* **Problem details**: Scan the material below for lines with the word "type" and report how many there are, with nothing added.

++++++++

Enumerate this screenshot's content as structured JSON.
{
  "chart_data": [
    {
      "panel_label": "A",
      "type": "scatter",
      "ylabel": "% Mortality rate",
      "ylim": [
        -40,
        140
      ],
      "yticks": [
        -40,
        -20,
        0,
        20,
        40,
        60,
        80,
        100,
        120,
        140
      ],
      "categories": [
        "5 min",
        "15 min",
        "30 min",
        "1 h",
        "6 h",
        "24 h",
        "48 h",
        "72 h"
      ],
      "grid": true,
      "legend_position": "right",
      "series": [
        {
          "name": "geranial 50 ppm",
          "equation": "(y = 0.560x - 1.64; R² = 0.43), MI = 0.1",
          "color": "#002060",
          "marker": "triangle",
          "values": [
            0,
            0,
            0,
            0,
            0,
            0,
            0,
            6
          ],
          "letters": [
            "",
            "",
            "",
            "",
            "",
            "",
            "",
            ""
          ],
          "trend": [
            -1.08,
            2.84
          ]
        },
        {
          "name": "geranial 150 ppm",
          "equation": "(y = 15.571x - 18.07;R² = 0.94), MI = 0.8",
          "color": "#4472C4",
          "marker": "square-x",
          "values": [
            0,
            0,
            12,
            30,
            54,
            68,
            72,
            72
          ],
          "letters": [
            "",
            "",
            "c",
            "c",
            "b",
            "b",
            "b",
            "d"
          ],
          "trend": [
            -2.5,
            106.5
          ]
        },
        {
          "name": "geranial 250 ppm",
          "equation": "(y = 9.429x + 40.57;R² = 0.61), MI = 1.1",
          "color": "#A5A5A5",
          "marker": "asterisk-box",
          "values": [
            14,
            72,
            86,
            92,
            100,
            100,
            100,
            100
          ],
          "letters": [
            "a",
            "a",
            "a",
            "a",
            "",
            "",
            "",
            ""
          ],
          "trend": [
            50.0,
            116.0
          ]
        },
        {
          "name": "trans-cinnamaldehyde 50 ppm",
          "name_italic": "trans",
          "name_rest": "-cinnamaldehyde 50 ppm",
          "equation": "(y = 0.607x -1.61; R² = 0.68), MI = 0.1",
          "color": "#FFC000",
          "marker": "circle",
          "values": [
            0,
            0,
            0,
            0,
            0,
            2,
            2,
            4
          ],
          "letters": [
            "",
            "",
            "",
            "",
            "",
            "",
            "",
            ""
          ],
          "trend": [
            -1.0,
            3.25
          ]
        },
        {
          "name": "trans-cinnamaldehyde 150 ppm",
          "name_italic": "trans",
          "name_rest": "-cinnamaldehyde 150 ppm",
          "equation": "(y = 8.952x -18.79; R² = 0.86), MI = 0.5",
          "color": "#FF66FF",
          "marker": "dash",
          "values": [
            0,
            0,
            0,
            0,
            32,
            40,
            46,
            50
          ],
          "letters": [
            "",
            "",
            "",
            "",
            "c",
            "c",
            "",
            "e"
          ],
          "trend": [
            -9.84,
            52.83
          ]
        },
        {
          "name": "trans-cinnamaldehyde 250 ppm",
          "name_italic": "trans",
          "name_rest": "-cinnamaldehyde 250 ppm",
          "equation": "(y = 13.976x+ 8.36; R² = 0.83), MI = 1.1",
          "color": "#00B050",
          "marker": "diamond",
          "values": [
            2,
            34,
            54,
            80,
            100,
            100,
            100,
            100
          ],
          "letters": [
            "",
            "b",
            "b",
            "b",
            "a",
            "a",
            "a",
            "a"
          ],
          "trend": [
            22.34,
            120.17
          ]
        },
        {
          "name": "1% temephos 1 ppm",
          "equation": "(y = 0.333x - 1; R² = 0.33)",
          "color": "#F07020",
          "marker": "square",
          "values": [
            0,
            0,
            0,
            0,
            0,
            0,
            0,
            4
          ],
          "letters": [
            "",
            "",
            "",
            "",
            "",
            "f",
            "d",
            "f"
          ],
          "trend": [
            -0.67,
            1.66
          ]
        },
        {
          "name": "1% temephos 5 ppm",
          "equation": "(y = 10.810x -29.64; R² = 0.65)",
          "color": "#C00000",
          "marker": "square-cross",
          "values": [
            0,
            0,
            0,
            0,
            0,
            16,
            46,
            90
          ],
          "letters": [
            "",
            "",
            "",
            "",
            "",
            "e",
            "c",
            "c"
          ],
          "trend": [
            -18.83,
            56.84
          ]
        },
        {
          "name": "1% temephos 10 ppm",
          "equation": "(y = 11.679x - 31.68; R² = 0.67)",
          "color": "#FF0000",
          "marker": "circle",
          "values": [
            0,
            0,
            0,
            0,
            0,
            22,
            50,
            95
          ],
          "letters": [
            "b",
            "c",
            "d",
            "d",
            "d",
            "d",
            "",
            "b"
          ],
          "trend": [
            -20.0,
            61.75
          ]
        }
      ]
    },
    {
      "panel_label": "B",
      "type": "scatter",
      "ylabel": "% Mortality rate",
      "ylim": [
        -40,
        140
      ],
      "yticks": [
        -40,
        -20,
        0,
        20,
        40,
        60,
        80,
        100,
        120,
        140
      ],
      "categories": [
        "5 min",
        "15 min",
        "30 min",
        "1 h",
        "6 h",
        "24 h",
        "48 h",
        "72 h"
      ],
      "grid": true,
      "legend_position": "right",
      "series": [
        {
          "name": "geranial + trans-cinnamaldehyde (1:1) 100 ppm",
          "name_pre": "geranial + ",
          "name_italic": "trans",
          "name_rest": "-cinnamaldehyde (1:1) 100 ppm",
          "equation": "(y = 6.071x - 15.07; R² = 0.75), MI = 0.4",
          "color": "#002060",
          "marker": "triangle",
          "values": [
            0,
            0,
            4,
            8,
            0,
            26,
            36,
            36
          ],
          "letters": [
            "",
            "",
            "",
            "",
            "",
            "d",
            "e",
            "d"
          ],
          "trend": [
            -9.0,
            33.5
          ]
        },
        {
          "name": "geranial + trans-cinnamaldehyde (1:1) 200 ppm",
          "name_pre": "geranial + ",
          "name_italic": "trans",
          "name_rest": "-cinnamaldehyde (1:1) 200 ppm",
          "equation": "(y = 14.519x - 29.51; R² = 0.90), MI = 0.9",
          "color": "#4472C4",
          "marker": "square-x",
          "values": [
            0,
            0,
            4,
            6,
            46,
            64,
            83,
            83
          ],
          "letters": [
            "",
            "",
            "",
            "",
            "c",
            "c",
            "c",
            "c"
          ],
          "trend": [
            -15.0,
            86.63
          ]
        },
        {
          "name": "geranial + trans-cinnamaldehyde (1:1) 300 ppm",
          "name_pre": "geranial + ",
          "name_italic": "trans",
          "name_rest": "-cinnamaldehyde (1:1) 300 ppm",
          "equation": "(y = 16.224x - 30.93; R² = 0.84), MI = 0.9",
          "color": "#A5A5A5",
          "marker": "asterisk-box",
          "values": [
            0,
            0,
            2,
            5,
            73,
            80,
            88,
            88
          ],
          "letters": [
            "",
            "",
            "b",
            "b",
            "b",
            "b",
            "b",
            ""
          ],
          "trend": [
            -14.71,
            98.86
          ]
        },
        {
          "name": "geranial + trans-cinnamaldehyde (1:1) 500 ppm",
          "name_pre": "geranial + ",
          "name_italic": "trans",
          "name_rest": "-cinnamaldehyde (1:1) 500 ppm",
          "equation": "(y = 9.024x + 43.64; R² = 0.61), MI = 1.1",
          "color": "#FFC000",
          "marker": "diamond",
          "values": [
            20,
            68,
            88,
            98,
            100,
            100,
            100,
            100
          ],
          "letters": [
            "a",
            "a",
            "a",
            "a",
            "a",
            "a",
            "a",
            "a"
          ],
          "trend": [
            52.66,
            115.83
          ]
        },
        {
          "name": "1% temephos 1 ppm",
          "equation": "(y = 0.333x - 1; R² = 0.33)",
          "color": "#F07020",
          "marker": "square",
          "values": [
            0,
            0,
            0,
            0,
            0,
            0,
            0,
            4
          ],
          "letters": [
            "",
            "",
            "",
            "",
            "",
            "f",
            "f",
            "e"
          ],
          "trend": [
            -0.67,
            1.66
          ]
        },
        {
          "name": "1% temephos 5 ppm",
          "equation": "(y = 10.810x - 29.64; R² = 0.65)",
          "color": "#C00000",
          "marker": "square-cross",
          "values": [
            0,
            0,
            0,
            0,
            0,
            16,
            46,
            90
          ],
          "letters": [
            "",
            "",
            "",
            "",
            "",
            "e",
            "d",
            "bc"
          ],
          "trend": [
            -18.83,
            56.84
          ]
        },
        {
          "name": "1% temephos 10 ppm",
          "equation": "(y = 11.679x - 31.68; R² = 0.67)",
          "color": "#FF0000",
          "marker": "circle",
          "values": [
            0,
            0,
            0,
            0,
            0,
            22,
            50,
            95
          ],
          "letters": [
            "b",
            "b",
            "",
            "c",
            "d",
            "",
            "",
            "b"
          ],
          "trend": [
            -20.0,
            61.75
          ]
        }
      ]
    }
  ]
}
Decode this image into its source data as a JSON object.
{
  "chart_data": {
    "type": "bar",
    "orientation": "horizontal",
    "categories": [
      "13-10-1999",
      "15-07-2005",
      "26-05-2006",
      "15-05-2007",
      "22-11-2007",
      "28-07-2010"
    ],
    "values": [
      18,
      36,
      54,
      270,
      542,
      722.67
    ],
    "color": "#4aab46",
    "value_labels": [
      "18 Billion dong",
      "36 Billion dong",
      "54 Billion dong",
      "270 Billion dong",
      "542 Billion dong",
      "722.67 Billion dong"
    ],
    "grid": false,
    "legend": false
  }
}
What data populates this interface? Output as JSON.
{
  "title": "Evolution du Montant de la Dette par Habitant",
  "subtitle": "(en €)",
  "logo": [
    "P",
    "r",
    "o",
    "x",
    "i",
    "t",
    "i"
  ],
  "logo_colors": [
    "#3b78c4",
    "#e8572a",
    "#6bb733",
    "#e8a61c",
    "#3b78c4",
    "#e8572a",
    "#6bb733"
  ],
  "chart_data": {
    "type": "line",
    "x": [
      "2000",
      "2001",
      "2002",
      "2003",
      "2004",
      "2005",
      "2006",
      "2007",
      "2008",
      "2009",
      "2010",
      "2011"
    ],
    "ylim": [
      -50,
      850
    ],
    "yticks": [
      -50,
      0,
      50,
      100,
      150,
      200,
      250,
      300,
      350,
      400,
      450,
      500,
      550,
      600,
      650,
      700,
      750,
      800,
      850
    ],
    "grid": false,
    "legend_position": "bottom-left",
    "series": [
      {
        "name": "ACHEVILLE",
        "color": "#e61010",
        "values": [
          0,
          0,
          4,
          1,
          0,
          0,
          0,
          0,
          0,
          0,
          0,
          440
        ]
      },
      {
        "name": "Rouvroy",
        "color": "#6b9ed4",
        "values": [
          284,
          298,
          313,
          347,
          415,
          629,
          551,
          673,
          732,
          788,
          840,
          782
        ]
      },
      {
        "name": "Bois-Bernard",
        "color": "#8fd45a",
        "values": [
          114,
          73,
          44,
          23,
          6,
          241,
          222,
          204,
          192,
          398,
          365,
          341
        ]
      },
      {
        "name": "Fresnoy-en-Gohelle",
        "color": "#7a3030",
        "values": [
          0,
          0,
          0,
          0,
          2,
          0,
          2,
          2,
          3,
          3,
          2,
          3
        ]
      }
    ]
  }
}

++++++++

* **Solution to this exercise**: 4